Search the listing below for the string "OSWESTRY" and show each line that contains it.

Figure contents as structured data
☆ ☆ ☆ ☆ ☆ ☆ ☆
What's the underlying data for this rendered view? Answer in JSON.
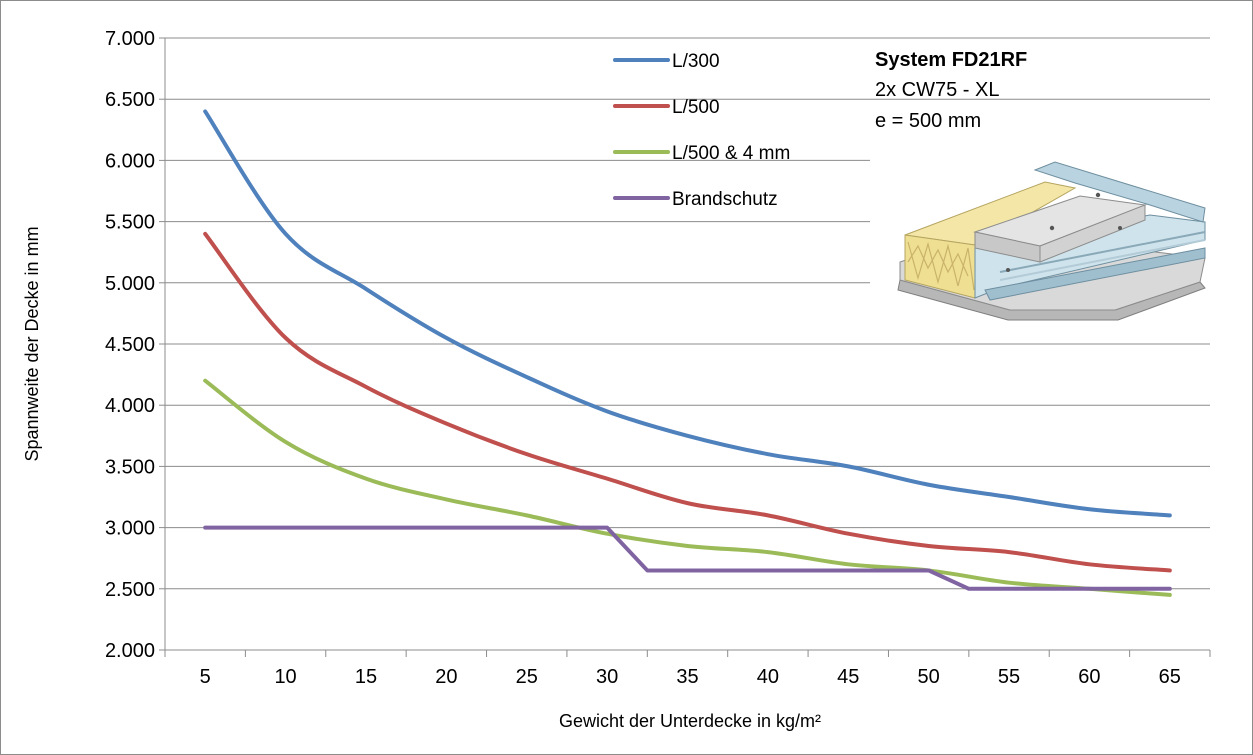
{
  "chart_data": {
    "type": "line",
    "title": "",
    "xlabel": "Gewicht der Unterdecke in kg/m²",
    "ylabel": "Spannweite der Decke in mm",
    "x": [
      5,
      10,
      15,
      20,
      25,
      30,
      35,
      40,
      45,
      50,
      55,
      60,
      65
    ],
    "x_tick_labels": [
      "5",
      "10",
      "15",
      "20",
      "25",
      "30",
      "35",
      "40",
      "45",
      "50",
      "55",
      "60",
      "65"
    ],
    "ylim": [
      2000,
      7000
    ],
    "y_ticks": [
      2000,
      2500,
      3000,
      3500,
      4000,
      4500,
      5000,
      5500,
      6000,
      6500,
      7000
    ],
    "y_tick_labels": [
      "2.000",
      "2.500",
      "3.000",
      "3.500",
      "4.000",
      "4.500",
      "5.000",
      "5.500",
      "6.000",
      "6.500",
      "7.000"
    ],
    "grid": true,
    "legend_position": "top-center",
    "series": [
      {
        "name": "L/300",
        "color": "#4f81bd",
        "smooth": true,
        "values": [
          6400,
          5400,
          4950,
          4550,
          4230,
          3950,
          3750,
          3600,
          3500,
          3350,
          3250,
          3150,
          3100
        ]
      },
      {
        "name": "L/500",
        "color": "#c0504d",
        "smooth": true,
        "values": [
          5400,
          4550,
          4150,
          3850,
          3600,
          3400,
          3200,
          3100,
          2950,
          2850,
          2800,
          2700,
          2650
        ]
      },
      {
        "name": "L/500 & 4 mm",
        "color": "#9bbb59",
        "smooth": true,
        "values": [
          4200,
          3700,
          3400,
          3230,
          3100,
          2950,
          2850,
          2800,
          2700,
          2650,
          2550,
          2500,
          2450
        ]
      },
      {
        "name": "Brandschutz",
        "color": "#8064a2",
        "smooth": false,
        "points": [
          [
            5,
            3000
          ],
          [
            30,
            3000
          ],
          [
            32.5,
            2650
          ],
          [
            50,
            2650
          ],
          [
            52.5,
            2500
          ],
          [
            65,
            2500
          ]
        ]
      }
    ]
  },
  "system_info": {
    "title": "System FD21RF",
    "line1": "2x CW75 - XL",
    "line2": "e = 500 mm"
  },
  "illustration": {
    "icon": "ceiling-construction-icon"
  }
}
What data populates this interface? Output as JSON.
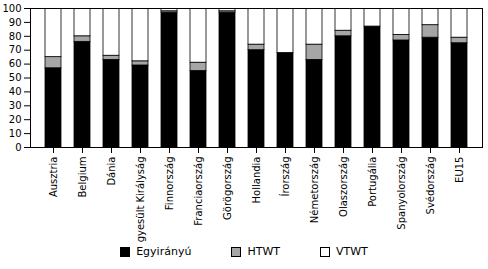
{
  "chart_data": {
    "type": "bar",
    "stacked": true,
    "categories": [
      "Ausztria",
      "Belgium",
      "Dánia",
      "Egyesült Királyság",
      "Finnország",
      "Franciaország",
      "Görögország",
      "Hollandia",
      "Írország",
      "Németország",
      "Olaszország",
      "Portugália",
      "Spanyolország",
      "Svédország",
      "EU15"
    ],
    "series": [
      {
        "name": "Egyirányú",
        "color": "#000000",
        "values": [
          57,
          76,
          63,
          59,
          97,
          55,
          97,
          70,
          68,
          63,
          80,
          87,
          77,
          79,
          75
        ]
      },
      {
        "name": "HTWT",
        "color": "#a6a6a6",
        "values": [
          8,
          4,
          3,
          3,
          1,
          6,
          1,
          4,
          0,
          11,
          4,
          0,
          4,
          9,
          4
        ]
      },
      {
        "name": "VTWT",
        "color": "#ffffff",
        "values": [
          35,
          20,
          34,
          38,
          2,
          39,
          2,
          26,
          32,
          26,
          16,
          13,
          19,
          12,
          21
        ]
      }
    ],
    "ylim": [
      0,
      100
    ],
    "yticks": [
      0,
      10,
      20,
      30,
      40,
      50,
      60,
      70,
      80,
      90,
      100
    ],
    "legend": "bottom"
  }
}
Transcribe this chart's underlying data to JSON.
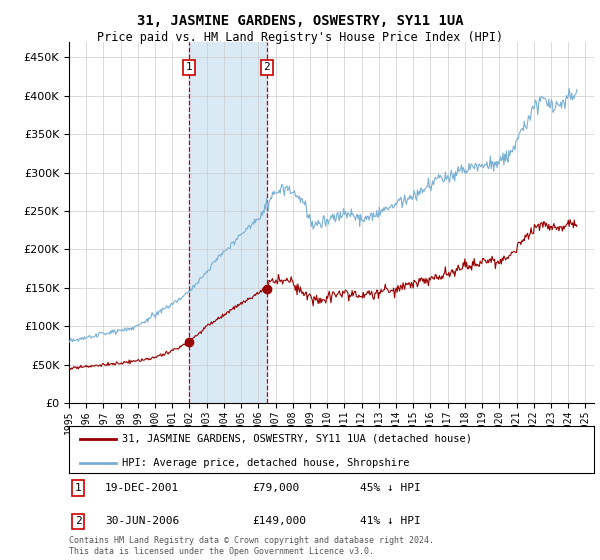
{
  "title": "31, JASMINE GARDENS, OSWESTRY, SY11 1UA",
  "subtitle": "Price paid vs. HM Land Registry's House Price Index (HPI)",
  "ylim": [
    0,
    470000
  ],
  "yticks": [
    0,
    50000,
    100000,
    150000,
    200000,
    250000,
    300000,
    350000,
    400000,
    450000
  ],
  "transaction1": {
    "date_num": 2001.97,
    "price": 79000,
    "label": "1",
    "date_str": "19-DEC-2001",
    "pct": "45% ↓ HPI"
  },
  "transaction2": {
    "date_num": 2006.5,
    "price": 149000,
    "label": "2",
    "date_str": "30-JUN-2006",
    "pct": "41% ↓ HPI"
  },
  "legend_line1": "31, JASMINE GARDENS, OSWESTRY, SY11 1UA (detached house)",
  "legend_line2": "HPI: Average price, detached house, Shropshire",
  "footnote": "Contains HM Land Registry data © Crown copyright and database right 2024.\nThis data is licensed under the Open Government Licence v3.0.",
  "line_color_red": "#990000",
  "line_color_blue": "#7ab0d4",
  "background_color": "#ffffff",
  "shading_color": "#daeaf5",
  "table_row1": [
    "1",
    "19-DEC-2001",
    "£79,000",
    "45% ↓ HPI"
  ],
  "table_row2": [
    "2",
    "30-JUN-2006",
    "£149,000",
    "41% ↓ HPI"
  ]
}
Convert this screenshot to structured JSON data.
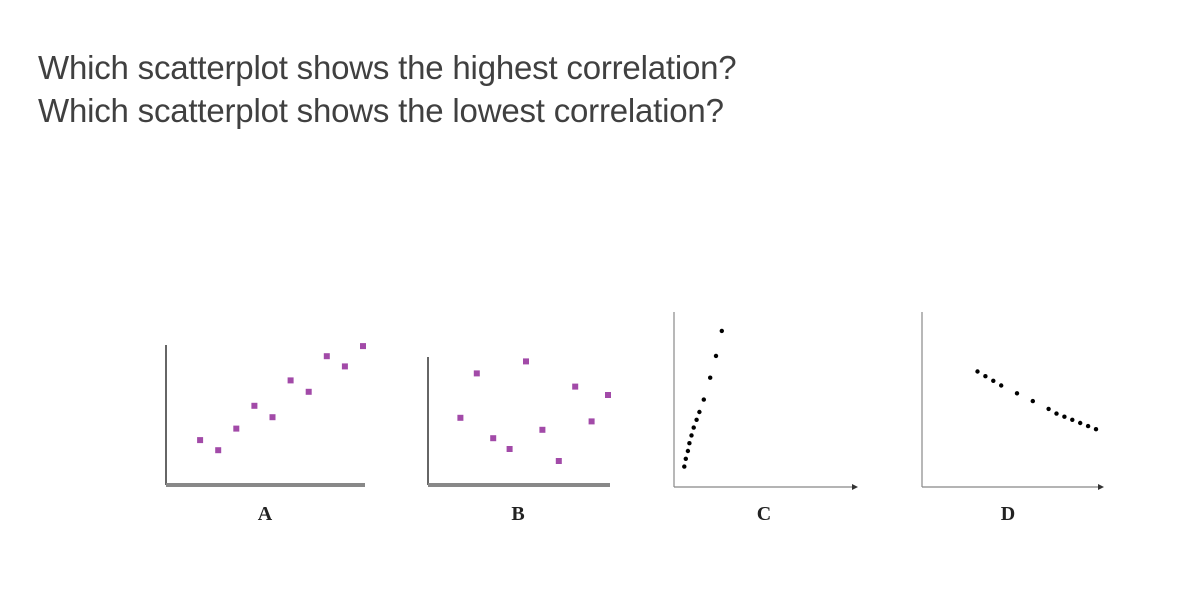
{
  "slide": {
    "question_1": "Which scatterplot shows the highest correlation?",
    "question_2": "Which scatterplot shows the lowest correlation?"
  },
  "colors": {
    "text": "#404040",
    "purple_point": "#a24aa8",
    "black_point": "#000000",
    "axis_gray": "#888888"
  },
  "chart_data": [
    {
      "type": "scatter",
      "label": "A",
      "marker": "square",
      "color": "#a24aa8",
      "xlim": [
        0,
        10
      ],
      "ylim": [
        0,
        10
      ],
      "points": [
        [
          1,
          2.2
        ],
        [
          2,
          1.4
        ],
        [
          3,
          3.1
        ],
        [
          4,
          4.9
        ],
        [
          5,
          4
        ],
        [
          6,
          6.9
        ],
        [
          7,
          6
        ],
        [
          8,
          8.8
        ],
        [
          9,
          8
        ],
        [
          10,
          9.6
        ]
      ]
    },
    {
      "type": "scatter",
      "label": "B",
      "marker": "square",
      "color": "#a24aa8",
      "xlim": [
        0,
        10
      ],
      "ylim": [
        0,
        10
      ],
      "points": [
        [
          1,
          4.6
        ],
        [
          2,
          8.3
        ],
        [
          3,
          2.9
        ],
        [
          4,
          2
        ],
        [
          5,
          9.3
        ],
        [
          6,
          3.6
        ],
        [
          7,
          1
        ],
        [
          8,
          7.2
        ],
        [
          9,
          4.3
        ],
        [
          10,
          6.5
        ]
      ]
    },
    {
      "type": "scatter",
      "label": "C",
      "marker": "dot",
      "color": "#000000",
      "xlim": [
        0,
        10
      ],
      "ylim": [
        0,
        10
      ],
      "points": [
        [
          0.6,
          0.6
        ],
        [
          0.8,
          1.1
        ],
        [
          1.1,
          1.6
        ],
        [
          1.3,
          2.1
        ],
        [
          1.6,
          2.6
        ],
        [
          1.9,
          3.1
        ],
        [
          2.3,
          3.6
        ],
        [
          2.7,
          4.1
        ],
        [
          3.3,
          4.9
        ],
        [
          4.2,
          6.3
        ],
        [
          5,
          7.7
        ],
        [
          5.8,
          9.3
        ]
      ]
    },
    {
      "type": "scatter",
      "label": "D",
      "marker": "dot",
      "color": "#000000",
      "xlim": [
        0,
        10
      ],
      "ylim": [
        0,
        10
      ],
      "points": [
        [
          2.5,
          6.7
        ],
        [
          3,
          6.4
        ],
        [
          3.5,
          6.1
        ],
        [
          4,
          5.8
        ],
        [
          5,
          5.3
        ],
        [
          6,
          4.8
        ],
        [
          7,
          4.3
        ],
        [
          7.5,
          4.0
        ],
        [
          8,
          3.8
        ],
        [
          8.5,
          3.6
        ],
        [
          9,
          3.4
        ],
        [
          9.5,
          3.2
        ],
        [
          10,
          3.0
        ]
      ]
    }
  ]
}
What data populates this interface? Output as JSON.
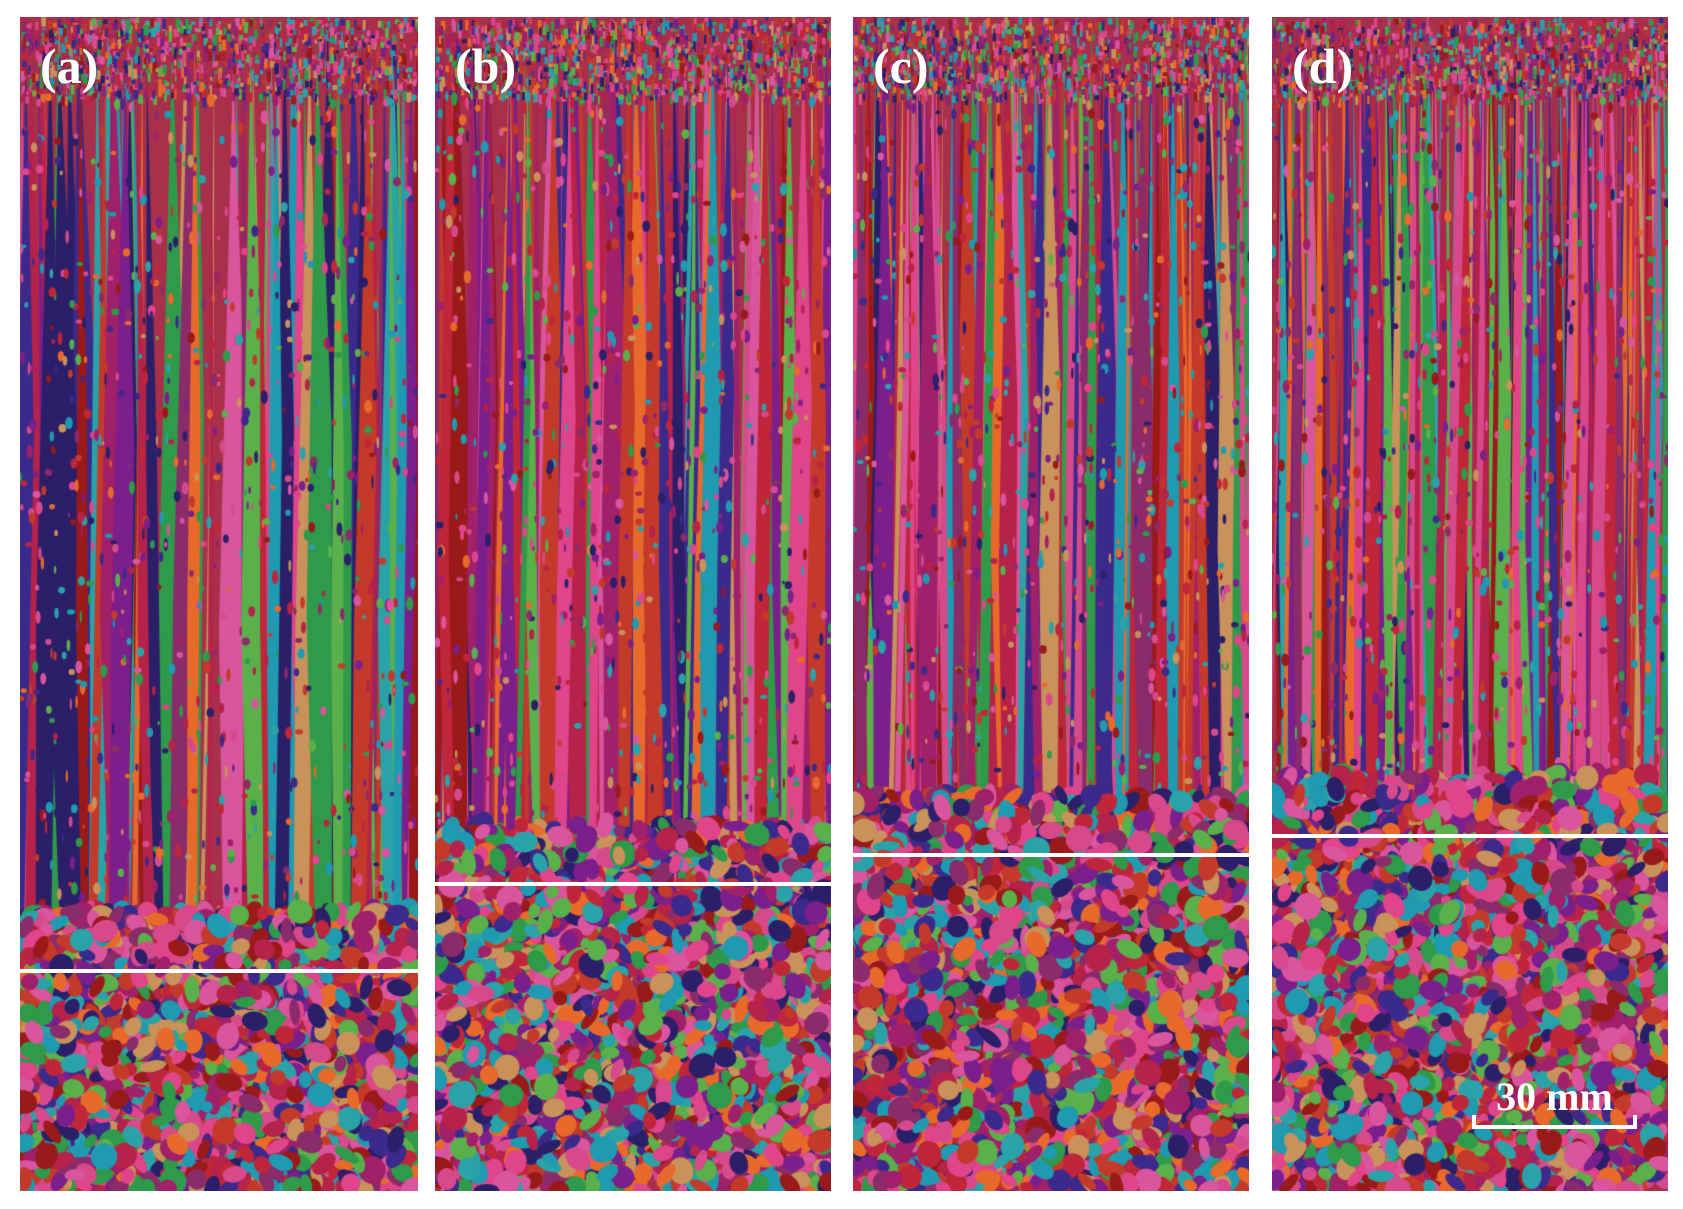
{
  "panels": [
    {
      "id": "a",
      "label": "(a)",
      "columnar_fraction": 0.813
    },
    {
      "id": "b",
      "label": "(b)",
      "columnar_fraction": 0.739
    },
    {
      "id": "c",
      "label": "(c)",
      "columnar_fraction": 0.714
    },
    {
      "id": "d",
      "label": "(d)",
      "columnar_fraction": 0.697
    }
  ],
  "scale_bar": {
    "label": "30 mm"
  },
  "colors": {
    "grain_palette": [
      "#c0263a",
      "#d64a8c",
      "#9a1a1a",
      "#e0448a",
      "#2aa3a8",
      "#2f9a4a",
      "#7a1f8c",
      "#c8925a",
      "#b5224a",
      "#d9559e",
      "#1f9ab0",
      "#e86a2a",
      "#8a2b6a",
      "#3b2a8c",
      "#c43a2a",
      "#a0206a",
      "#5ab04a",
      "#2b1f6a"
    ],
    "divider": "#ffffff",
    "label": "#ffffff"
  }
}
☆ ☆ ☆ ☆ ☆ ☆ ☆
» **SOLUTION TO THIS PROBLEM**
  "title": "31, JASMINE GARDENS, OSWESTRY, SY11 1UA",
  "legend_line1": "31, JASMINE GARDENS, OSWESTRY, SY11 1UA (detached house)",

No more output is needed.